--- START OF Input material ---

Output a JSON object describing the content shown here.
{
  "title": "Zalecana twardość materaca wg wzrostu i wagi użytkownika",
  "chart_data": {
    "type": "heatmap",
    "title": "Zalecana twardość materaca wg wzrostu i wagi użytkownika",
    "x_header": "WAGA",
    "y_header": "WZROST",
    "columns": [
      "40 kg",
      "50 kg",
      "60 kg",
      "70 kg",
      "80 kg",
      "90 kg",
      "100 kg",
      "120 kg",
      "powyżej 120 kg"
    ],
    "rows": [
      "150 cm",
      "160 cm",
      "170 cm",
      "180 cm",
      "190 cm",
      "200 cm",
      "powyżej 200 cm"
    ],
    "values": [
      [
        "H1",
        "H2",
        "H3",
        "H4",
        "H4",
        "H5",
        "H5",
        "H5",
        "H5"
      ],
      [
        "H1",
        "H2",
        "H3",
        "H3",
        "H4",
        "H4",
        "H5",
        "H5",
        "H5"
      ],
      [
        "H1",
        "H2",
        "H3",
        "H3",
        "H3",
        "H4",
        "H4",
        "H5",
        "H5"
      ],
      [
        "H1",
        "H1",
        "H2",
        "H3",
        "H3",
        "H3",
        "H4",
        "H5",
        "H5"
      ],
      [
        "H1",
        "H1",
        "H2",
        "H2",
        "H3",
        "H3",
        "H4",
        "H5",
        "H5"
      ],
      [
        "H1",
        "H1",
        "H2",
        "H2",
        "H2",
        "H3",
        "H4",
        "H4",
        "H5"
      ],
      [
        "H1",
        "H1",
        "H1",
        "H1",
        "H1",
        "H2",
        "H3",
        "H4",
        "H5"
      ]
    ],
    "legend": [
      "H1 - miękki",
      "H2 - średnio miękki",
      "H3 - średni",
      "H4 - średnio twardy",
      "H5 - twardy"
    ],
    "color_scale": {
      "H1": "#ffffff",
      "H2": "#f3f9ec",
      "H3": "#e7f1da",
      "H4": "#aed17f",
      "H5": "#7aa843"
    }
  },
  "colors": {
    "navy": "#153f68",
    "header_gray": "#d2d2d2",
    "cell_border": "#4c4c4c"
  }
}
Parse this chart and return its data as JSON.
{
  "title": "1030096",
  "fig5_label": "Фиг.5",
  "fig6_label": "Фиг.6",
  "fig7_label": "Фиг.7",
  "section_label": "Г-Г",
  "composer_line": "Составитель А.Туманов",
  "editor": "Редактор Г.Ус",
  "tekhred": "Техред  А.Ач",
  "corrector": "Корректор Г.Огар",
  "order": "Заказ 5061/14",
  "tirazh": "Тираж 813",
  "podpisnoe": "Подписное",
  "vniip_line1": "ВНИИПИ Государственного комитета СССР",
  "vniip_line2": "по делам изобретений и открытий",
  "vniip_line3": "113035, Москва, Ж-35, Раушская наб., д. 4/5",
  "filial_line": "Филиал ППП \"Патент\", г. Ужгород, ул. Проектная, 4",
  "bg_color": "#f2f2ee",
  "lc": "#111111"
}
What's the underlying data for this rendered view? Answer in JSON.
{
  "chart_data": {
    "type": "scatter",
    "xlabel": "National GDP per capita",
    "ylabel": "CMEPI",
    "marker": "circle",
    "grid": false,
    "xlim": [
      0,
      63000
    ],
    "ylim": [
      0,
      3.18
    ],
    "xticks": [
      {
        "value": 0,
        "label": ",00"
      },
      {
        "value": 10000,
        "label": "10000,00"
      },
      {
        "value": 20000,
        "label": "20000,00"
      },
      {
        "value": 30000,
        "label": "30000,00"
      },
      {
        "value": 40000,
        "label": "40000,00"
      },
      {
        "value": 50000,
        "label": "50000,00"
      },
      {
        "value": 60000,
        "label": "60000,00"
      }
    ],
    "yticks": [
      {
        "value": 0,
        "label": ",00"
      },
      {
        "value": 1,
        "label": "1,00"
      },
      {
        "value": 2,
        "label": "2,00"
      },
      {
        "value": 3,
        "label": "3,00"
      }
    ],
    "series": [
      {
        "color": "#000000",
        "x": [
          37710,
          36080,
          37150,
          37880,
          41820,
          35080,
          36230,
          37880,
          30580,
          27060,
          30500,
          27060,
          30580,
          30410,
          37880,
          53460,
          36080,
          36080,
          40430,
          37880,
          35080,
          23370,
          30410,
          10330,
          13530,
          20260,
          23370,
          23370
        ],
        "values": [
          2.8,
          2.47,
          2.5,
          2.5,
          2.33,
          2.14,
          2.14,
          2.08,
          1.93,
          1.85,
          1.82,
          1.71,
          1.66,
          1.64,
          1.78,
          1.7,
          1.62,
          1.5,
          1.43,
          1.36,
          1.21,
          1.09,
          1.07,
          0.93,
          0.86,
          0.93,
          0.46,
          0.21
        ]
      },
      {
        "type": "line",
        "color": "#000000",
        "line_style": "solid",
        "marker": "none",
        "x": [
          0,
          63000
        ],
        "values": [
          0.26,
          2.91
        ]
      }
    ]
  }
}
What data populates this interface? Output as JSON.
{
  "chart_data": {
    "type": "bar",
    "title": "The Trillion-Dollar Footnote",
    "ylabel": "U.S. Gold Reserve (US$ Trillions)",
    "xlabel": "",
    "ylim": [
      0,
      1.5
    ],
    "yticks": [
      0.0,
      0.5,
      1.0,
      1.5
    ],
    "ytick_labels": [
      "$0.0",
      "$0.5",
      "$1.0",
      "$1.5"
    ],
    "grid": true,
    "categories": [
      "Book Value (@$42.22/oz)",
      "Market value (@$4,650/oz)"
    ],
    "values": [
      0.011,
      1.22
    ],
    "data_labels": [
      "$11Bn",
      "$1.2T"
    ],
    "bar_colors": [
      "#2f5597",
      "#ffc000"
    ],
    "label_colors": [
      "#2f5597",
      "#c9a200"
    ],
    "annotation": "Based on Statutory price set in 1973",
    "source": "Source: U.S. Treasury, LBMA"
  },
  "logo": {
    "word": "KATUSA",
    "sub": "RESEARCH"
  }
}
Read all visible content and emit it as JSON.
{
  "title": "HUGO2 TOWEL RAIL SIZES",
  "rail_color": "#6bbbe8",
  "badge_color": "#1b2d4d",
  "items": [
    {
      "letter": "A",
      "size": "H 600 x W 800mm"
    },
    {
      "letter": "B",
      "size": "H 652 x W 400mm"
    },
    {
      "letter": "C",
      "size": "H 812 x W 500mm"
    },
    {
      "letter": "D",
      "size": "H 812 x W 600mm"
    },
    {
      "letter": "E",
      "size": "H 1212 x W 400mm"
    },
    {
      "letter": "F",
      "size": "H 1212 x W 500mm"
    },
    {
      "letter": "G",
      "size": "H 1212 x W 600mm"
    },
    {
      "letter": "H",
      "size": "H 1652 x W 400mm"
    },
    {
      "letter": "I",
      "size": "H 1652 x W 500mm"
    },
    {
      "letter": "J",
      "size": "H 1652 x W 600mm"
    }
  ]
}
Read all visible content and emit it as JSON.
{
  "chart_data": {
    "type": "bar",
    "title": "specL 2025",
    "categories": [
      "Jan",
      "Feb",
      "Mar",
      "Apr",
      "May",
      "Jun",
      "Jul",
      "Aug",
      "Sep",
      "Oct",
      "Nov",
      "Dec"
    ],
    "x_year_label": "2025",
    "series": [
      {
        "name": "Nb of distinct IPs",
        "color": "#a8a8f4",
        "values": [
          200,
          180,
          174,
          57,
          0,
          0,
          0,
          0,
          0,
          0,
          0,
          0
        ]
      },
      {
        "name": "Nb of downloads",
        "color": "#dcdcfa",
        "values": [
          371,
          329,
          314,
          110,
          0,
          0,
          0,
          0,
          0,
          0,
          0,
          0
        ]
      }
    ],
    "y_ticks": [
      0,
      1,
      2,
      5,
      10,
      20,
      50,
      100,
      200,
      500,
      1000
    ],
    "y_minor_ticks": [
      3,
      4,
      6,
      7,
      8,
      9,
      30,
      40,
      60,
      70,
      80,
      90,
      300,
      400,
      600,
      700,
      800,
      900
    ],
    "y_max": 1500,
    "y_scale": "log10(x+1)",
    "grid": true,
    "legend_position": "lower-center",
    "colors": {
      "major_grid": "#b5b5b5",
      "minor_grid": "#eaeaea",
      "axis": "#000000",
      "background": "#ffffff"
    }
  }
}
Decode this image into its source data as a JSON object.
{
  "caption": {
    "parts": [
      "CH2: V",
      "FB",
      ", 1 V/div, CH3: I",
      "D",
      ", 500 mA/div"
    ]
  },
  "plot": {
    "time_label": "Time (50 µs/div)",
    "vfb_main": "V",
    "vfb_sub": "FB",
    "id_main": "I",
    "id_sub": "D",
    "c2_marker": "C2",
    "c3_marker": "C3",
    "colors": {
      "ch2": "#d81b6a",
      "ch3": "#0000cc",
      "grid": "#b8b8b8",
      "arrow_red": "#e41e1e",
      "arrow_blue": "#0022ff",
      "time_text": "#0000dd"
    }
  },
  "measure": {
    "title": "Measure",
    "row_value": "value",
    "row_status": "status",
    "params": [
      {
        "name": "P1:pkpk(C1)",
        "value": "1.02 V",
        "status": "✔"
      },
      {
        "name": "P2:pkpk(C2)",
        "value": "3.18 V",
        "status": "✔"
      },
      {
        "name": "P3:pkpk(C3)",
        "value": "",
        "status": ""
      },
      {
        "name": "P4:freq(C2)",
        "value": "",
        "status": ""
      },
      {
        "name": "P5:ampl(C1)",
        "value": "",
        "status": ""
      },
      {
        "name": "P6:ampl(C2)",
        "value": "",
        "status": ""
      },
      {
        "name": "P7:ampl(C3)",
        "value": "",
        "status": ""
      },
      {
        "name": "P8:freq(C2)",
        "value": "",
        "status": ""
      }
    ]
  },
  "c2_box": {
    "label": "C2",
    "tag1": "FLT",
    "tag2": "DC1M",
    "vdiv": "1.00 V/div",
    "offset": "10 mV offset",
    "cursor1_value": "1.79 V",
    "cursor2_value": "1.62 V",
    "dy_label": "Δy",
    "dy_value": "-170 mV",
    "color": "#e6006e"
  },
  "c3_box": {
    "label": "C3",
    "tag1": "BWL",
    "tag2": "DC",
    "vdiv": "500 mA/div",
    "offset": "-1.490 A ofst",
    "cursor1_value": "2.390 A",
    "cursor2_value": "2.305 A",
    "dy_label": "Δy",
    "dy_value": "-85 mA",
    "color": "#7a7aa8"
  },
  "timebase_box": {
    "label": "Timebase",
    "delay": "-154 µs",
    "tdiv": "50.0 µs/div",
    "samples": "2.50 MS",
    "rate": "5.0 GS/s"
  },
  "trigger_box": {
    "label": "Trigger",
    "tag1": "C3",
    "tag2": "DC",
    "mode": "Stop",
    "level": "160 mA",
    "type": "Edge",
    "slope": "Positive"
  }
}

--- END OF Input material ---

● **The problem**
Using the records above, pull out each line where the word "What" occurs.

● **The response**
What's the underlying data for this rendered view? Answer in JSON.
What data populates this interface? Output as JSON.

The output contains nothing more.